Written request: Print the entire listing. Each line must match the original exactly.
******
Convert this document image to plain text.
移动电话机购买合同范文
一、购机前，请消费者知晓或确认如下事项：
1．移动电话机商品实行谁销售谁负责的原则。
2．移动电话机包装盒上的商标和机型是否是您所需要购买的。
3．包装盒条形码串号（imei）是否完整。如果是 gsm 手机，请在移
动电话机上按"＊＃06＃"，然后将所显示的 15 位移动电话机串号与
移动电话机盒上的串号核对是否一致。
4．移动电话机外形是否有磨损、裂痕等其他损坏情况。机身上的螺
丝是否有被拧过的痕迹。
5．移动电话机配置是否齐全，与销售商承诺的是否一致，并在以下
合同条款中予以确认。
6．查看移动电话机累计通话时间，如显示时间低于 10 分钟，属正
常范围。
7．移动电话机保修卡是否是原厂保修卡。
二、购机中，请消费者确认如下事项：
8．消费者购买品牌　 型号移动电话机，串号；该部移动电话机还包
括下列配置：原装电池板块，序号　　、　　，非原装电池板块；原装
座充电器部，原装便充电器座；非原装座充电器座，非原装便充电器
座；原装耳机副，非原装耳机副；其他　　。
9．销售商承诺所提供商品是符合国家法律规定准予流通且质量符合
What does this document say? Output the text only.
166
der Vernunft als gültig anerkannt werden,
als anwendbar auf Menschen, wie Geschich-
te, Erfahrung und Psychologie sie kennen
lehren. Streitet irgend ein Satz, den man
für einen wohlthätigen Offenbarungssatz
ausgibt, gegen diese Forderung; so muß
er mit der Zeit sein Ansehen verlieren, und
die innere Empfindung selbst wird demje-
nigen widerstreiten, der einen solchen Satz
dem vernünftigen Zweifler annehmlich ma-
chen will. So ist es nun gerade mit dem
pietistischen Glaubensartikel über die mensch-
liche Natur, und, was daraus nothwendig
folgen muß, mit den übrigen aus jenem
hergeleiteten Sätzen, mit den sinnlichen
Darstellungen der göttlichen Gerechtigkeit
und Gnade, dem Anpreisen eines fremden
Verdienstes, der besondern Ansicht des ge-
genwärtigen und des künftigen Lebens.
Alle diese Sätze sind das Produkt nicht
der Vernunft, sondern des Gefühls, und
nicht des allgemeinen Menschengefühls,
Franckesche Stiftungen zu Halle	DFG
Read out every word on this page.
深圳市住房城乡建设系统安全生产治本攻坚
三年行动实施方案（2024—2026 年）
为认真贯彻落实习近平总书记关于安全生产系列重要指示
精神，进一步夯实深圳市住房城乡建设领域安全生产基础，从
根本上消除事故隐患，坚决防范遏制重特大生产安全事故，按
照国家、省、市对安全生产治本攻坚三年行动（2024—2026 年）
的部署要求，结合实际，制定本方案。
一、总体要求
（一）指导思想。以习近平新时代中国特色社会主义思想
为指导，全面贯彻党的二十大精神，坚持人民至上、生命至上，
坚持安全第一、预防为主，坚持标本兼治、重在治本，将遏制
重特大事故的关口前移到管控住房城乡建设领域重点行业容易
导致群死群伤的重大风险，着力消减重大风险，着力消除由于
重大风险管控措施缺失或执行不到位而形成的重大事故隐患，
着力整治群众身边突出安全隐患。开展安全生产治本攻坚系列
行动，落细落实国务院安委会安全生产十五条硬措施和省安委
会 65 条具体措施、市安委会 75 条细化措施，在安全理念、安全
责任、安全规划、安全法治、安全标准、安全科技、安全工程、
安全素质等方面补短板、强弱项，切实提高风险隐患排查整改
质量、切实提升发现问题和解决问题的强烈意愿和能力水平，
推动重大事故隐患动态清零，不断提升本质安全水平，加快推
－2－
******
Answer to this exercise:
Convert this document image to plain text.
移动电话机购买合同范文
一、购机前，请消费者知晓或确认如下事项：
1．移动电话机商品实行谁销售谁负责的原则。
2．移动电话机包装盒上的商标和机型是否是您所需要购买的。
3．包装盒条形码串号（imei）是否完整。如果是 gsm 手机，请在移
动电话机上按"＊＃06＃"，然后将所显示的 15 位移动电话机串号与
移动电话机盒上的串号核对是否一致。
4．移动电话机外形是否有磨损、裂痕等其他损坏情况。机身上的螺
丝是否有被拧过的痕迹。
5．移动电话机配置是否齐全，与销售商承诺的是否一致，并在以下
合同条款中予以确认。
6．查看移动电话机累计通话时间，如显示时间低于 10 分钟，属正
常范围。
7．移动电话机保修卡是否是原厂保修卡。
二、购机中，请消费者确认如下事项：
8．消费者购买品牌　 型号移动电话机，串号；该部移动电话机还包
括下列配置：原装电池板块，序号　　、　　，非原装电池板块；原装
座充电器部，原装便充电器座；非原装座充电器座，非原装便充电器
座；原装耳机副，非原装耳机副；其他　　。
9．销售商承诺所提供商品是符合国家法律规定准予流通且质量符合
What does this document say? Output the text only.
166
der Vernunft als gültig anerkannt werden,
als anwendbar auf Menschen, wie Geschich-
te, Erfahrung und Psychologie sie kennen
lehren. Streitet irgend ein Satz, den man
für einen wohlthätigen Offenbarungssatz
ausgibt, gegen diese Forderung; so muß
er mit der Zeit sein Ansehen verlieren, und
die innere Empfindung selbst wird demje-
nigen widerstreiten, der einen solchen Satz
dem vernünftigen Zweifler annehmlich ma-
chen will. So ist es nun gerade mit dem
pietistischen Glaubensartikel über die mensch-
liche Natur, und, was daraus nothwendig
folgen muß, mit den übrigen aus jenem
hergeleiteten Sätzen, mit den sinnlichen
Darstellungen der göttlichen Gerechtigkeit
und Gnade, dem Anpreisen eines fremden
Verdienstes, der besondern Ansicht des ge-
genwärtigen und des künftigen Lebens.
Alle diese Sätze sind das Produkt nicht
der Vernunft, sondern des Gefühls, und
nicht des allgemeinen Menschengefühls,
Franckesche Stiftungen zu Halle	DFG
Read out every word on this page.
深圳市住房城乡建设系统安全生产治本攻坚
三年行动实施方案（2024—2026 年）
为认真贯彻落实习近平总书记关于安全生产系列重要指示
精神，进一步夯实深圳市住房城乡建设领域安全生产基础，从
根本上消除事故隐患，坚决防范遏制重特大生产安全事故，按
照国家、省、市对安全生产治本攻坚三年行动（2024—2026 年）
的部署要求，结合实际，制定本方案。
一、总体要求
（一）指导思想。以习近平新时代中国特色社会主义思想
为指导，全面贯彻党的二十大精神，坚持人民至上、生命至上，
坚持安全第一、预防为主，坚持标本兼治、重在治本，将遏制
重特大事故的关口前移到管控住房城乡建设领域重点行业容易
导致群死群伤的重大风险，着力消减重大风险，着力消除由于
重大风险管控措施缺失或执行不到位而形成的重大事故隐患，
着力整治群众身边突出安全隐患。开展安全生产治本攻坚系列
行动，落细落实国务院安委会安全生产十五条硬措施和省安委
会 65 条具体措施、市安委会 75 条细化措施，在安全理念、安全
责任、安全规划、安全法治、安全标准、安全科技、安全工程、
安全素质等方面补短板、强弱项，切实提高风险隐患排查整改
质量、切实提升发现问题和解决问题的强烈意愿和能力水平，
推动重大事故隐患动态清零，不断提升本质安全水平，加快推
－2－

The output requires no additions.